▸ **Brief**: Repeat, line for line, the entries printed below.

══════════════════════════════

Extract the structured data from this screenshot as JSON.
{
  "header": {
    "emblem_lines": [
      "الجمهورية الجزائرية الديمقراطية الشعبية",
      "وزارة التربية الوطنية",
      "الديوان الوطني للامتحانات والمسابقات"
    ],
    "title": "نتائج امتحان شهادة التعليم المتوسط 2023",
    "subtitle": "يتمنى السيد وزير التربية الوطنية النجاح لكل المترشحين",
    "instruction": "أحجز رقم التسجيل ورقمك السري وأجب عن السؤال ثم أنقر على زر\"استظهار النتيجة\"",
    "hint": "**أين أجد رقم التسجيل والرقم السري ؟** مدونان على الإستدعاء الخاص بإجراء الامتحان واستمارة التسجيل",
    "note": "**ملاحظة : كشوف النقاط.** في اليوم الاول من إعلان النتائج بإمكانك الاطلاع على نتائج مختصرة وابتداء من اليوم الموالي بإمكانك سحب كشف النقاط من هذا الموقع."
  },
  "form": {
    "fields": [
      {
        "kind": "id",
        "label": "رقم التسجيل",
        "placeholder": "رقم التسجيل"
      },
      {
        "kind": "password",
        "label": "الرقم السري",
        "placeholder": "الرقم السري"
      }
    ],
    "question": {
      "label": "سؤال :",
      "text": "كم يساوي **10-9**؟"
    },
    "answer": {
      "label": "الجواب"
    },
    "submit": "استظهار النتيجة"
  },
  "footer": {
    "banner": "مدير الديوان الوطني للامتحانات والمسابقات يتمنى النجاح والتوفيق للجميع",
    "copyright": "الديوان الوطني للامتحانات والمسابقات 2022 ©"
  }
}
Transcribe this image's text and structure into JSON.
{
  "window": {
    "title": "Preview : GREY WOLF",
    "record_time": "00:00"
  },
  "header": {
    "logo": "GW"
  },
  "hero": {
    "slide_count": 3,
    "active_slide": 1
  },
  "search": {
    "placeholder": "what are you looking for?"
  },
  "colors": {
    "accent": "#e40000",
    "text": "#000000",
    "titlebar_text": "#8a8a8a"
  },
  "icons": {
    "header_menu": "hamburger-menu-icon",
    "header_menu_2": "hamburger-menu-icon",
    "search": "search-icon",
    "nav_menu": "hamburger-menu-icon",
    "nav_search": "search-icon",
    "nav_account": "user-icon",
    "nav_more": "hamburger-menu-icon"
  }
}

══════════════════════════════

▸ **The result**:
Extract the structured data from this screenshot as JSON.
{
  "header": {
    "emblem_lines": [
      "الجمهورية الجزائرية الديمقراطية الشعبية",
      "وزارة التربية الوطنية",
      "الديوان الوطني للامتحانات والمسابقات"
    ],
    "title": "نتائج امتحان شهادة التعليم المتوسط 2023",
    "subtitle": "يتمنى السيد وزير التربية الوطنية النجاح لكل المترشحين",
    "instruction": "أحجز رقم التسجيل ورقمك السري وأجب عن السؤال ثم أنقر على زر\"استظهار النتيجة\"",
    "hint": "**أين أجد رقم التسجيل والرقم السري ؟** مدونان على الإستدعاء الخاص بإجراء الامتحان واستمارة التسجيل",
    "note": "**ملاحظة : كشوف النقاط.** في اليوم الاول من إعلان النتائج بإمكانك الاطلاع على نتائج مختصرة وابتداء من اليوم الموالي بإمكانك سحب كشف النقاط من هذا الموقع."
  },
  "form": {
    "fields": [
      {
        "kind": "id",
        "label": "رقم التسجيل",
        "placeholder": "رقم التسجيل"
      },
      {
        "kind": "password",
        "label": "الرقم السري",
        "placeholder": "الرقم السري"
      }
    ],
    "question": {
      "label": "سؤال :",
      "text": "كم يساوي **10-9**؟"
    },
    "answer": {
      "label": "الجواب"
    },
    "submit": "استظهار النتيجة"
  },
  "footer": {
    "banner": "مدير الديوان الوطني للامتحانات والمسابقات يتمنى النجاح والتوفيق للجميع",
    "copyright": "الديوان الوطني للامتحانات والمسابقات 2022 ©"
  }
}
Transcribe this image's text and structure into JSON.
{
  "window": {
    "title": "Preview : GREY WOLF",
    "record_time": "00:00"
  },
  "header": {
    "logo": "GW"
  },
  "hero": {
    "slide_count": 3,
    "active_slide": 1
  },
  "search": {
    "placeholder": "what are you looking for?"
  },
  "colors": {
    "accent": "#e40000",
    "text": "#000000",
    "titlebar_text": "#8a8a8a"
  },
  "icons": {
    "header_menu": "hamburger-menu-icon",
    "header_menu_2": "hamburger-menu-icon",
    "search": "search-icon",
    "nav_menu": "hamburger-menu-icon",
    "nav_search": "search-icon",
    "nav_account": "user-icon",
    "nav_more": "hamburger-menu-icon"
  }
}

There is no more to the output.